> Aim:
Skip the images and return the records below exactly.

★ ★ ★ ★

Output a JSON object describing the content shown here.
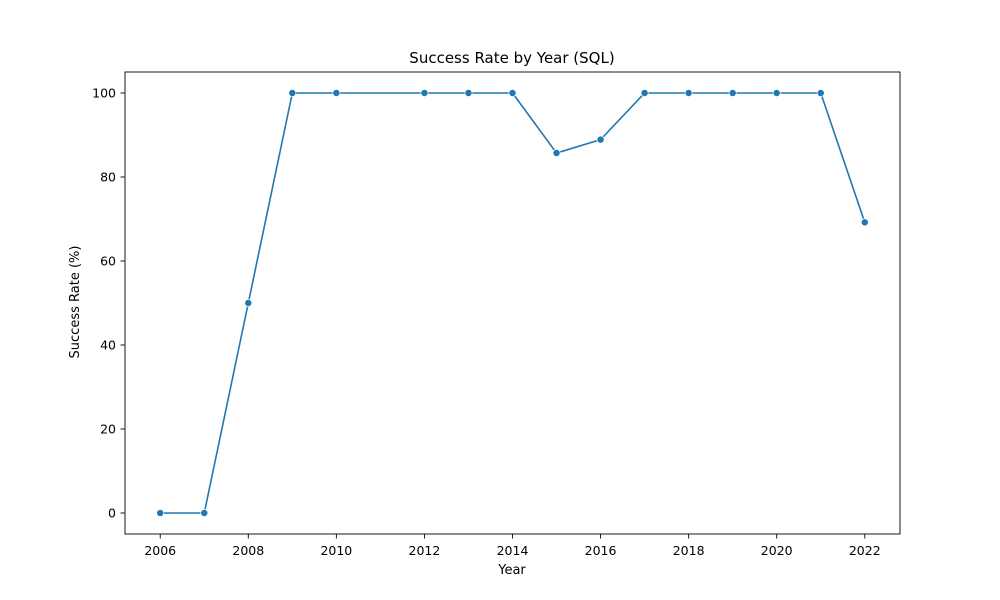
{
  "chart_data": {
    "type": "line",
    "title": "Success Rate by Year (SQL)",
    "xlabel": "Year",
    "ylabel": "Success Rate (%)",
    "x": [
      2006,
      2007,
      2008,
      2009,
      2010,
      2012,
      2013,
      2014,
      2015,
      2016,
      2017,
      2018,
      2019,
      2020,
      2021,
      2022
    ],
    "series": [
      {
        "values": [
          0,
          0,
          50,
          100,
          100,
          100,
          100,
          100,
          85.7,
          88.9,
          100,
          100,
          100,
          100,
          100,
          69.2
        ],
        "color": "#1f77b4"
      }
    ],
    "xlim": [
      2005.2,
      2022.8
    ],
    "ylim": [
      -5,
      105
    ],
    "xticks": [
      2006,
      2008,
      2010,
      2012,
      2014,
      2016,
      2018,
      2020,
      2022
    ],
    "xtick_labels": [
      "2006",
      "2008",
      "2010",
      "2012",
      "2014",
      "2016",
      "2018",
      "2020",
      "2022"
    ],
    "yticks": [
      0,
      20,
      40,
      60,
      80,
      100
    ],
    "ytick_labels": [
      "0",
      "20",
      "40",
      "60",
      "80",
      "100"
    ],
    "grid": false,
    "legend": "none",
    "markers": "circle"
  }
}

★ ★ ★ ★

> Response below:
Output a JSON object describing the content shown here.
{
  "chart_data": {
    "type": "line",
    "title": "Success Rate by Year (SQL)",
    "xlabel": "Year",
    "ylabel": "Success Rate (%)",
    "x": [
      2006,
      2007,
      2008,
      2009,
      2010,
      2012,
      2013,
      2014,
      2015,
      2016,
      2017,
      2018,
      2019,
      2020,
      2021,
      2022
    ],
    "series": [
      {
        "values": [
          0,
          0,
          50,
          100,
          100,
          100,
          100,
          100,
          85.7,
          88.9,
          100,
          100,
          100,
          100,
          100,
          69.2
        ],
        "color": "#1f77b4"
      }
    ],
    "xlim": [
      2005.2,
      2022.8
    ],
    "ylim": [
      -5,
      105
    ],
    "xticks": [
      2006,
      2008,
      2010,
      2012,
      2014,
      2016,
      2018,
      2020,
      2022
    ],
    "xtick_labels": [
      "2006",
      "2008",
      "2010",
      "2012",
      "2014",
      "2016",
      "2018",
      "2020",
      "2022"
    ],
    "yticks": [
      0,
      20,
      40,
      60,
      80,
      100
    ],
    "ytick_labels": [
      "0",
      "20",
      "40",
      "60",
      "80",
      "100"
    ],
    "grid": false,
    "legend": "none",
    "markers": "circle"
  }
}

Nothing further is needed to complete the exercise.